- Data to process:
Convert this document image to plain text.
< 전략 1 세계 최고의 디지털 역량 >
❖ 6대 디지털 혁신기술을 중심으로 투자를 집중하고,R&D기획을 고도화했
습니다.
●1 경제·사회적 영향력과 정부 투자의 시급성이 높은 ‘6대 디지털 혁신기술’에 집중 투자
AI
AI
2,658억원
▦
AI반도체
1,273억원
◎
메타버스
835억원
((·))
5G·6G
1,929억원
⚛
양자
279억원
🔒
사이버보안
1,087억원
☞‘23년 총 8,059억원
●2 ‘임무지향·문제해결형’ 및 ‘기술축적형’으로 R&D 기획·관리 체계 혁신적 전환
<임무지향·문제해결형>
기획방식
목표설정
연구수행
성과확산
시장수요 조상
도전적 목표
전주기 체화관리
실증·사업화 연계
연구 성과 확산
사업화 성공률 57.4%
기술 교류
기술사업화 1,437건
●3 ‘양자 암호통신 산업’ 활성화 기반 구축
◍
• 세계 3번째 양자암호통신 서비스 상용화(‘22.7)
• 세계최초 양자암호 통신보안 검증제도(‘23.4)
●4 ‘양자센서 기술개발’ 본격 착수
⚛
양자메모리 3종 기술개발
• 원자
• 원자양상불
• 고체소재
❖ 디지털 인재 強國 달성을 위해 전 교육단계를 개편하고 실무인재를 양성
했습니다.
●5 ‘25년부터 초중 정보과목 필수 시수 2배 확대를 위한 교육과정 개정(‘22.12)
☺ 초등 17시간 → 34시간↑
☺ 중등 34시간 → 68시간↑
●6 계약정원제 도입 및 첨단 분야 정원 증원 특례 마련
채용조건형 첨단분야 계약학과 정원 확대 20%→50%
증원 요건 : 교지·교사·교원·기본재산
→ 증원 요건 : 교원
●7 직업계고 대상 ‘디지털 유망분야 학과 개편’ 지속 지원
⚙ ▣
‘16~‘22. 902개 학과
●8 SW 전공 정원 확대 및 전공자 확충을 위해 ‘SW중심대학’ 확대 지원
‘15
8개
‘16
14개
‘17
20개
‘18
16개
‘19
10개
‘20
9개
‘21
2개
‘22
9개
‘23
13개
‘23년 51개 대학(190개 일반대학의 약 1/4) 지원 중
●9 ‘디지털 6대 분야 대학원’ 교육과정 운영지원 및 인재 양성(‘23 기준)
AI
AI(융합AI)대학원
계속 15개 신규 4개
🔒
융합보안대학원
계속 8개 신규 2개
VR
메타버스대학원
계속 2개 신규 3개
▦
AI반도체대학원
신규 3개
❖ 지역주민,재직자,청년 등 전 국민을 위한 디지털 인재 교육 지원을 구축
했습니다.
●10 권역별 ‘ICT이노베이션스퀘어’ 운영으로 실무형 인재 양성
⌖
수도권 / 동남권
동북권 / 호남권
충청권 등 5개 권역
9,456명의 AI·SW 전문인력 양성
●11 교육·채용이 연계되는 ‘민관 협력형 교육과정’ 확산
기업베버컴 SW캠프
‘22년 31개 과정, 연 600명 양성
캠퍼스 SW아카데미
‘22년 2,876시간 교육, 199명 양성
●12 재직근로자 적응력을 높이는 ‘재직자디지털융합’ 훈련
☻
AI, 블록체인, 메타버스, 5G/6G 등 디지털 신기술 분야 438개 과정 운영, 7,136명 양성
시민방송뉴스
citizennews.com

- Problem to solve: Your task is to return the full listing exactly as it was given.

- Output of the exercise:
Convert this document image to plain text.
< 전략 1 세계 최고의 디지털 역량 >
❖ 6대 디지털 혁신기술을 중심으로 투자를 집중하고,R&D기획을 고도화했
습니다.
●1 경제·사회적 영향력과 정부 투자의 시급성이 높은 ‘6대 디지털 혁신기술’에 집중 투자
AI
AI
2,658억원
▦
AI반도체
1,273억원
◎
메타버스
835억원
((·))
5G·6G
1,929억원
⚛
양자
279억원
🔒
사이버보안
1,087억원
☞‘23년 총 8,059억원
●2 ‘임무지향·문제해결형’ 및 ‘기술축적형’으로 R&D 기획·관리 체계 혁신적 전환
<임무지향·문제해결형>
기획방식
목표설정
연구수행
성과확산
시장수요 조상
도전적 목표
전주기 체화관리
실증·사업화 연계
연구 성과 확산
사업화 성공률 57.4%
기술 교류
기술사업화 1,437건
●3 ‘양자 암호통신 산업’ 활성화 기반 구축
◍
• 세계 3번째 양자암호통신 서비스 상용화(‘22.7)
• 세계최초 양자암호 통신보안 검증제도(‘23.4)
●4 ‘양자센서 기술개발’ 본격 착수
⚛
양자메모리 3종 기술개발
• 원자
• 원자양상불
• 고체소재
❖ 디지털 인재 強國 달성을 위해 전 교육단계를 개편하고 실무인재를 양성
했습니다.
●5 ‘25년부터 초중 정보과목 필수 시수 2배 확대를 위한 교육과정 개정(‘22.12)
☺ 초등 17시간 → 34시간↑
☺ 중등 34시간 → 68시간↑
●6 계약정원제 도입 및 첨단 분야 정원 증원 특례 마련
채용조건형 첨단분야 계약학과 정원 확대 20%→50%
증원 요건 : 교지·교사·교원·기본재산
→ 증원 요건 : 교원
●7 직업계고 대상 ‘디지털 유망분야 학과 개편’ 지속 지원
⚙ ▣
‘16~‘22. 902개 학과
●8 SW 전공 정원 확대 및 전공자 확충을 위해 ‘SW중심대학’ 확대 지원
‘15
8개
‘16
14개
‘17
20개
‘18
16개
‘19
10개
‘20
9개
‘21
2개
‘22
9개
‘23
13개
‘23년 51개 대학(190개 일반대학의 약 1/4) 지원 중
●9 ‘디지털 6대 분야 대학원’ 교육과정 운영지원 및 인재 양성(‘23 기준)
AI
AI(융합AI)대학원
계속 15개 신규 4개
🔒
융합보안대학원
계속 8개 신규 2개
VR
메타버스대학원
계속 2개 신규 3개
▦
AI반도체대학원
신규 3개
❖ 지역주민,재직자,청년 등 전 국민을 위한 디지털 인재 교육 지원을 구축
했습니다.
●10 권역별 ‘ICT이노베이션스퀘어’ 운영으로 실무형 인재 양성
⌖
수도권 / 동남권
동북권 / 호남권
충청권 등 5개 권역
9,456명의 AI·SW 전문인력 양성
●11 교육·채용이 연계되는 ‘민관 협력형 교육과정’ 확산
기업베버컴 SW캠프
‘22년 31개 과정, 연 600명 양성
캠퍼스 SW아카데미
‘22년 2,876시간 교육, 199명 양성
●12 재직근로자 적응력을 높이는 ‘재직자디지털융합’ 훈련
☻
AI, 블록체인, 메타버스, 5G/6G 등 디지털 신기술 분야 438개 과정 운영, 7,136명 양성
시민방송뉴스
citizennews.com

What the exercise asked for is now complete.